» Work to do: Copy out the entries in full and with complete accuracy; pictures are excluded.
------------------------
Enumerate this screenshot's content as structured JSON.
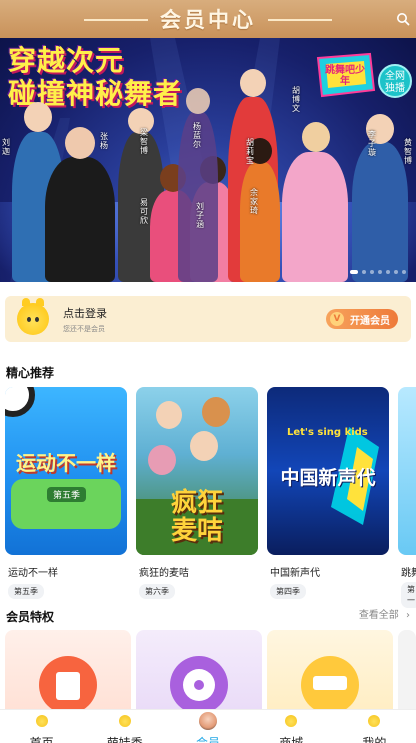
{
  "header": {
    "title": "会员中心",
    "search_icon": "search-icon"
  },
  "banner": {
    "headline_line1": "穿越次元",
    "headline_line2": "碰撞神秘舞者",
    "show_logo_text": "跳舞吧少年",
    "vip_badge_line1": "全网",
    "vip_badge_line2": "独播",
    "cast": [
      "刘迦",
      "张杨",
      "梁智博",
      "杨蓝尔",
      "胡博文",
      "胡莉宝",
      "李子璇",
      "黄智博",
      "易可欣",
      "刘子涵",
      "余家琦",
      "黄子韬"
    ],
    "carousel_count": 7,
    "carousel_active": 1
  },
  "login": {
    "title": "点击登录",
    "subtitle": "您还不是会员",
    "open_vip_label": "开通会员",
    "open_vip_icon": "V"
  },
  "recommend": {
    "title": "精心推荐",
    "shows": [
      {
        "name": "运动不一样",
        "season": "第五季",
        "poster_text": "运动不一样",
        "poster_sub": "第五季"
      },
      {
        "name": "疯狂的麦咭",
        "season": "第六季",
        "poster_text": "疯狂麦咭"
      },
      {
        "name": "中国新声代",
        "season": "第四季",
        "poster_text": "中国新声代",
        "poster_sub": "Let's sing kids"
      },
      {
        "name": "跳舞",
        "season": "第一"
      }
    ]
  },
  "privileges": {
    "title": "会员特权",
    "see_all": "查看全部",
    "see_all_icon": "chevron-right-icon"
  },
  "nav": [
    {
      "label": "首页",
      "icon": "home-mascot-icon",
      "active": false
    },
    {
      "label": "萌娃秀",
      "icon": "kids-show-icon",
      "active": false
    },
    {
      "label": "会员",
      "icon": "member-avatar-icon",
      "active": true
    },
    {
      "label": "商城",
      "icon": "mall-icon",
      "active": false
    },
    {
      "label": "我的",
      "icon": "profile-icon",
      "active": false
    }
  ],
  "colors": {
    "header_gold": "#c9925a",
    "login_bg": "#fbeed2",
    "vip_orange": "#ee7a3a",
    "nav_active": "#21a8e6"
  }
}
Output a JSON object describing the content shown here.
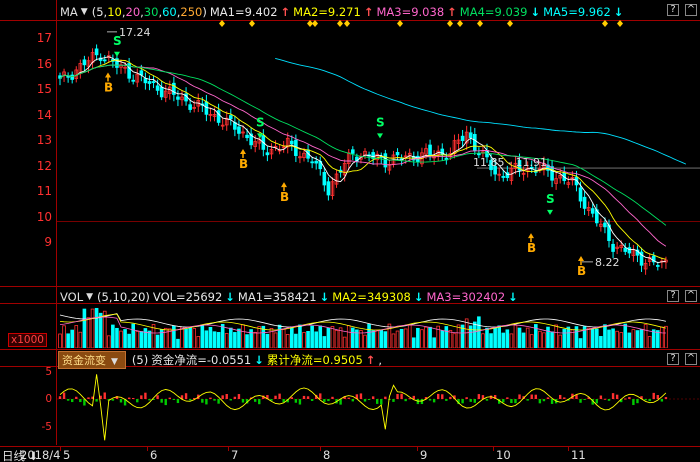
{
  "ma_header": {
    "name": "MA",
    "params_open": "(",
    "params": [
      "5",
      "10",
      "20",
      "30",
      "60",
      "250"
    ],
    "params_close": ")",
    "values": [
      {
        "label": "MA1=9.402",
        "arrow": "↑",
        "dir": "up"
      },
      {
        "label": "MA2=9.271",
        "arrow": "↑",
        "dir": "up"
      },
      {
        "label": "MA3=9.038",
        "arrow": "↑",
        "dir": "up"
      },
      {
        "label": "MA4=9.039",
        "arrow": "↓",
        "dir": "down"
      },
      {
        "label": "MA5=9.962",
        "arrow": "↓",
        "dir": "down"
      }
    ]
  },
  "vol_header": {
    "name": "VOL",
    "params": "(5,10,20)",
    "values": [
      {
        "label": "VOL=25692",
        "arrow": "↓",
        "dir": "down"
      },
      {
        "label": "MA1=358421",
        "arrow": "↓",
        "dir": "down"
      },
      {
        "label": "MA2=349308",
        "arrow": "↓",
        "dir": "down"
      },
      {
        "label": "MA3=302402",
        "arrow": "↓",
        "dir": "down"
      }
    ]
  },
  "fund_header": {
    "button": "资金流变",
    "params": "(5)",
    "net_label": "资金净流=-0.0551",
    "net_arrow": "↓",
    "cum_label": "累计净流=0.9505",
    "cum_arrow": "↑",
    "tail": ","
  },
  "price_axis": [
    "17",
    "16",
    "15",
    "14",
    "13",
    "12",
    "11",
    "10",
    "9"
  ],
  "vol_axis_unit": "x1000",
  "fund_axis": [
    "5",
    "0",
    "-5"
  ],
  "annotations": {
    "high": "17.24",
    "range": "11.85 - 11.91",
    "low": "8.22"
  },
  "signals": {
    "buy": "B",
    "sell": "S"
  },
  "x_axis": {
    "period_menu": "日线",
    "labels": [
      "2018/4",
      "5",
      "6",
      "7",
      "8",
      "9",
      "10",
      "11"
    ]
  },
  "window_buttons": {
    "help": "?",
    "expand": "^"
  },
  "colors": {
    "up": "#ff3030",
    "down": "#00ffff",
    "ma1": "#ffffff",
    "ma2": "#ffff00",
    "ma3": "#ff66cc",
    "ma4": "#00e060",
    "ma5": "#00e0ff",
    "grid": "#a00000",
    "buy": "#ffaa00",
    "sell": "#00ff66"
  }
}
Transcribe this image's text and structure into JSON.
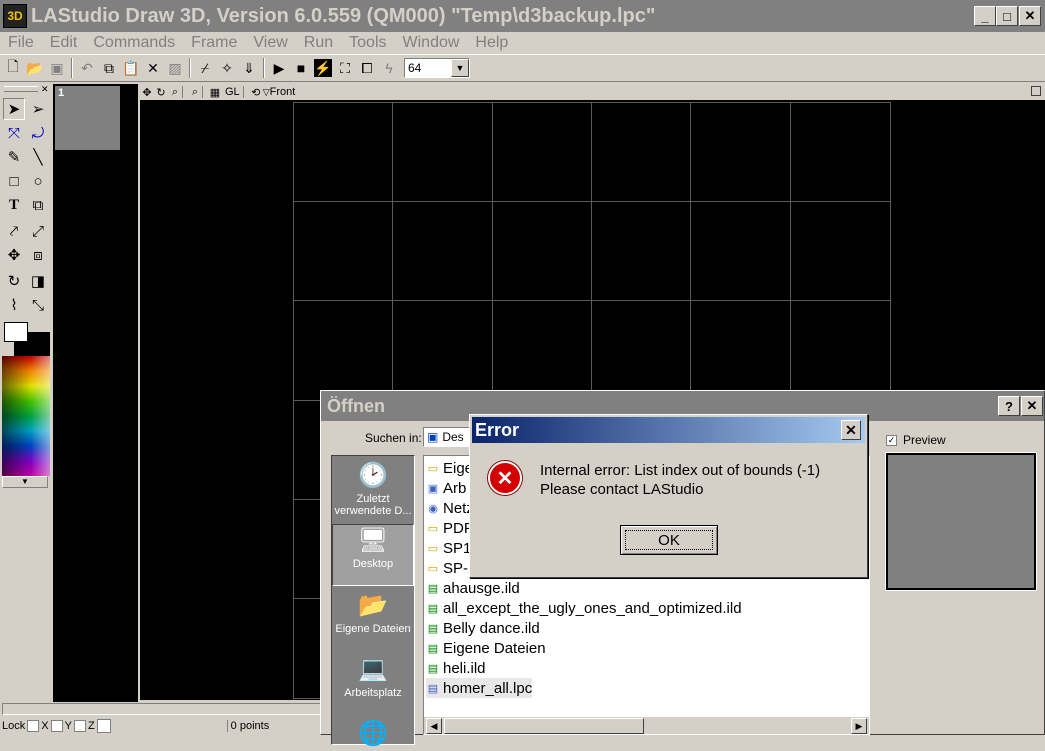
{
  "window": {
    "title": "LAStudio Draw 3D, Version 6.0.559 (QM000)  \"Temp\\d3backup.lpc\"",
    "app_icon": "3D",
    "minimize": "_",
    "maximize": "□",
    "close": "✕"
  },
  "menu": [
    "File",
    "Edit",
    "Commands",
    "Frame",
    "View",
    "Run",
    "Tools",
    "Window",
    "Help"
  ],
  "toolbar": {
    "zoom_value": "64"
  },
  "frame_thumb": {
    "label": "1"
  },
  "viewbar": {
    "gl_label": "GL",
    "view_label": "Front"
  },
  "status": {
    "lock": "Lock",
    "x": "X",
    "y": "Y",
    "z": "Z",
    "points": "0 points"
  },
  "open_dialog": {
    "title": "Öffnen",
    "help": "?",
    "close": "✕",
    "look_in_label": "Suchen in:",
    "look_in_value": "Des",
    "preview_label": "Preview",
    "places": [
      {
        "label": "Zuletzt verwendete D...",
        "icon": "recent-icon"
      },
      {
        "label": "Desktop",
        "icon": "desktop-icon"
      },
      {
        "label": "Eigene Dateien",
        "icon": "documents-icon"
      },
      {
        "label": "Arbeitsplatz",
        "icon": "computer-icon"
      }
    ],
    "files": [
      {
        "name": "Eige",
        "type": "folder"
      },
      {
        "name": "Arb",
        "type": "computer"
      },
      {
        "name": "Netz",
        "type": "network"
      },
      {
        "name": "PDF",
        "type": "folder"
      },
      {
        "name": "SP1",
        "type": "folder"
      },
      {
        "name": "SP-2",
        "type": "folder"
      },
      {
        "name": "ahausge.ild",
        "type": "ild"
      },
      {
        "name": "all_except_the_ugly_ones_and_optimized.ild",
        "type": "ild"
      },
      {
        "name": "Belly dance.ild",
        "type": "ild"
      },
      {
        "name": "Eigene Dateien",
        "type": "ild"
      },
      {
        "name": "heli.ild",
        "type": "ild"
      },
      {
        "name": "homer_all.lpc",
        "type": "lpc"
      }
    ]
  },
  "error_dialog": {
    "title": "Error",
    "close": "✕",
    "message_line1": "Internal error: List index out of bounds (-1)",
    "message_line2": "Please contact LAStudio",
    "ok_label": "OK"
  },
  "colors": {
    "title_inactive": "#808080",
    "error_title_start": "#0a246a",
    "error_title_end": "#a6caf0",
    "error_icon": "#d40000"
  }
}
------------------------
» Task solution:
Enumerate this screenshot's content as structured JSON.
{
  "header": {
    "title": "会员中心",
    "search_icon": "search-icon"
  },
  "banner": {
    "headline_line1": "穿越次元",
    "headline_line2": "碰撞神秘舞者",
    "show_logo_text": "跳舞吧少年",
    "vip_badge_line1": "全网",
    "vip_badge_line2": "独播",
    "cast": [
      "刘迦",
      "张杨",
      "梁智博",
      "杨蓝尔",
      "胡博文",
      "胡莉宝",
      "李子璇",
      "黄智博",
      "易可欣",
      "刘子涵",
      "余家琦",
      "黄子韬"
    ],
    "carousel_count": 7,
    "carousel_active": 1
  },
  "login": {
    "title": "点击登录",
    "subtitle": "您还不是会员",
    "open_vip_label": "开通会员",
    "open_vip_icon": "V"
  },
  "recommend": {
    "title": "精心推荐",
    "shows": [
      {
        "name": "运动不一样",
        "season": "第五季",
        "poster_text": "运动不一样",
        "poster_sub": "第五季"
      },
      {
        "name": "疯狂的麦咭",
        "season": "第六季",
        "poster_text": "疯狂麦咭"
      },
      {
        "name": "中国新声代",
        "season": "第四季",
        "poster_text": "中国新声代",
        "poster_sub": "Let's sing kids"
      },
      {
        "name": "跳舞",
        "season": "第一"
      }
    ]
  },
  "privileges": {
    "title": "会员特权",
    "see_all": "查看全部",
    "see_all_icon": "chevron-right-icon"
  },
  "nav": [
    {
      "label": "首页",
      "icon": "home-mascot-icon",
      "active": false
    },
    {
      "label": "萌娃秀",
      "icon": "kids-show-icon",
      "active": false
    },
    {
      "label": "会员",
      "icon": "member-avatar-icon",
      "active": true
    },
    {
      "label": "商城",
      "icon": "mall-icon",
      "active": false
    },
    {
      "label": "我的",
      "icon": "profile-icon",
      "active": false
    }
  ],
  "colors": {
    "header_gold": "#c9925a",
    "login_bg": "#fbeed2",
    "vip_orange": "#ee7a3a",
    "nav_active": "#21a8e6"
  }
}
Output a JSON object describing the content shown here.
{
  "ma_header": {
    "name": "MA",
    "params_open": "(",
    "params": [
      "5",
      "10",
      "20",
      "30",
      "60",
      "250"
    ],
    "params_close": ")",
    "values": [
      {
        "label": "MA1=9.402",
        "arrow": "↑",
        "dir": "up"
      },
      {
        "label": "MA2=9.271",
        "arrow": "↑",
        "dir": "up"
      },
      {
        "label": "MA3=9.038",
        "arrow": "↑",
        "dir": "up"
      },
      {
        "label": "MA4=9.039",
        "arrow": "↓",
        "dir": "down"
      },
      {
        "label": "MA5=9.962",
        "arrow": "↓",
        "dir": "down"
      }
    ]
  },
  "vol_header": {
    "name": "VOL",
    "params": "(5,10,20)",
    "values": [
      {
        "label": "VOL=25692",
        "arrow": "↓",
        "dir": "down"
      },
      {
        "label": "MA1=358421",
        "arrow": "↓",
        "dir": "down"
      },
      {
        "label": "MA2=349308",
        "arrow": "↓",
        "dir": "down"
      },
      {
        "label": "MA3=302402",
        "arrow": "↓",
        "dir": "down"
      }
    ]
  },
  "fund_header": {
    "button": "资金流变",
    "params": "(5)",
    "net_label": "资金净流=-0.0551",
    "net_arrow": "↓",
    "cum_label": "累计净流=0.9505",
    "cum_arrow": "↑",
    "tail": ","
  },
  "price_axis": [
    "17",
    "16",
    "15",
    "14",
    "13",
    "12",
    "11",
    "10",
    "9"
  ],
  "vol_axis_unit": "x1000",
  "fund_axis": [
    "5",
    "0",
    "-5"
  ],
  "annotations": {
    "high": "17.24",
    "range": "11.85 - 11.91",
    "low": "8.22"
  },
  "signals": {
    "buy": "B",
    "sell": "S"
  },
  "x_axis": {
    "period_menu": "日线",
    "labels": [
      "2018/4",
      "5",
      "6",
      "7",
      "8",
      "9",
      "10",
      "11"
    ]
  },
  "window_buttons": {
    "help": "?",
    "expand": "^"
  },
  "colors": {
    "up": "#ff3030",
    "down": "#00ffff",
    "ma1": "#ffffff",
    "ma2": "#ffff00",
    "ma3": "#ff66cc",
    "ma4": "#00e060",
    "ma5": "#00e0ff",
    "grid": "#a00000",
    "buy": "#ffaa00",
    "sell": "#00ff66"
  }
}
Transcribe this image's text and structure into JSON.
{
  "window": {
    "title": "LAStudio Draw 3D, Version 6.0.559 (QM000)  \"Temp\\d3backup.lpc\"",
    "app_icon": "3D",
    "minimize": "_",
    "maximize": "□",
    "close": "✕"
  },
  "menu": [
    "File",
    "Edit",
    "Commands",
    "Frame",
    "View",
    "Run",
    "Tools",
    "Window",
    "Help"
  ],
  "toolbar": {
    "zoom_value": "64"
  },
  "frame_thumb": {
    "label": "1"
  },
  "viewbar": {
    "gl_label": "GL",
    "view_label": "Front"
  },
  "status": {
    "lock": "Lock",
    "x": "X",
    "y": "Y",
    "z": "Z",
    "points": "0 points"
  },
  "open_dialog": {
    "title": "Öffnen",
    "help": "?",
    "close": "✕",
    "look_in_label": "Suchen in:",
    "look_in_value": "Des",
    "preview_label": "Preview",
    "places": [
      {
        "label": "Zuletzt verwendete D...",
        "icon": "recent-icon"
      },
      {
        "label": "Desktop",
        "icon": "desktop-icon"
      },
      {
        "label": "Eigene Dateien",
        "icon": "documents-icon"
      },
      {
        "label": "Arbeitsplatz",
        "icon": "computer-icon"
      }
    ],
    "files": [
      {
        "name": "Eige",
        "type": "folder"
      },
      {
        "name": "Arb",
        "type": "computer"
      },
      {
        "name": "Netz",
        "type": "network"
      },
      {
        "name": "PDF",
        "type": "folder"
      },
      {
        "name": "SP1",
        "type": "folder"
      },
      {
        "name": "SP-2",
        "type": "folder"
      },
      {
        "name": "ahausge.ild",
        "type": "ild"
      },
      {
        "name": "all_except_the_ugly_ones_and_optimized.ild",
        "type": "ild"
      },
      {
        "name": "Belly dance.ild",
        "type": "ild"
      },
      {
        "name": "Eigene Dateien",
        "type": "ild"
      },
      {
        "name": "heli.ild",
        "type": "ild"
      },
      {
        "name": "homer_all.lpc",
        "type": "lpc"
      }
    ]
  },
  "error_dialog": {
    "title": "Error",
    "close": "✕",
    "message_line1": "Internal error: List index out of bounds (-1)",
    "message_line2": "Please contact LAStudio",
    "ok_label": "OK"
  },
  "colors": {
    "title_inactive": "#808080",
    "error_title_start": "#0a246a",
    "error_title_end": "#a6caf0",
    "error_icon": "#d40000"
  }
}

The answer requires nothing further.